# What needs to be done:
Every line below that holds "haue" must be copied.

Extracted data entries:
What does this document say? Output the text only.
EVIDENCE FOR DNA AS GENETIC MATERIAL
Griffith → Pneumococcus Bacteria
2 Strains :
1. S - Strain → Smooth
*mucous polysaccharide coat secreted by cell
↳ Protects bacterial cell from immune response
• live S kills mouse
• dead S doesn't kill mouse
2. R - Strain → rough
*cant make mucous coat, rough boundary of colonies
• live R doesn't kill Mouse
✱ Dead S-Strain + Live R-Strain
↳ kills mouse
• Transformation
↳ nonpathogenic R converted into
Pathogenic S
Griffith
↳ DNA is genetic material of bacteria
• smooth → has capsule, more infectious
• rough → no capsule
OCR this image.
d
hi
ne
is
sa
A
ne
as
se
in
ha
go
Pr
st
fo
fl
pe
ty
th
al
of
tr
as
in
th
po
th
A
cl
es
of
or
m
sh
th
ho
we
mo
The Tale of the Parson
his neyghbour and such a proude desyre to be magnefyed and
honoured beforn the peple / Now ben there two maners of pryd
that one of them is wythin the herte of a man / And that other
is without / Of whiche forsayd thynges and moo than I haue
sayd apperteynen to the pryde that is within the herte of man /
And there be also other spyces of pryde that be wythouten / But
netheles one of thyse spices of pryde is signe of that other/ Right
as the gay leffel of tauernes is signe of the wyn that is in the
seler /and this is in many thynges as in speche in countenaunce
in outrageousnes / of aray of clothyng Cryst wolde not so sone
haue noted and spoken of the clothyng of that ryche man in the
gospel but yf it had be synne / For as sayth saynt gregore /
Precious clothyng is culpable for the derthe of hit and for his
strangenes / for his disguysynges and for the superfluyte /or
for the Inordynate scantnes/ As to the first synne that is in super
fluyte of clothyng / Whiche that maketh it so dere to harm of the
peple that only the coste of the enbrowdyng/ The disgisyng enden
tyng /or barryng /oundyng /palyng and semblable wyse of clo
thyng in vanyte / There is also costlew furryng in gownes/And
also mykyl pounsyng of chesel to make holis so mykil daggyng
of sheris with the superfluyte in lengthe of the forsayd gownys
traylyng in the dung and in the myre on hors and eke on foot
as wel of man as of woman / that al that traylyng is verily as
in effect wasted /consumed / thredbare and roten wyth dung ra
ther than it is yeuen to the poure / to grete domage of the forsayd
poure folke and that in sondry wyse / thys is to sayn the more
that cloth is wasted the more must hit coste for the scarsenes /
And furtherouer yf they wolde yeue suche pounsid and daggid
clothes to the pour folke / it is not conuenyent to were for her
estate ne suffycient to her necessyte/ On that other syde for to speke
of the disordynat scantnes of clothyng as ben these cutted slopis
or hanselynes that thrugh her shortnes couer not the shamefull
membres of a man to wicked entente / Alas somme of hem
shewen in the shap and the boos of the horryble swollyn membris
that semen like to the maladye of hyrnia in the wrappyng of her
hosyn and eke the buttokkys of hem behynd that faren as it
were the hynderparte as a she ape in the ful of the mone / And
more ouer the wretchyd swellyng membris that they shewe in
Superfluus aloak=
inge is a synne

# Solution below:
is without / Of whiche forsayd thynges and moo than I haue
haue noted and spoken of the clothyng of that ryche man in the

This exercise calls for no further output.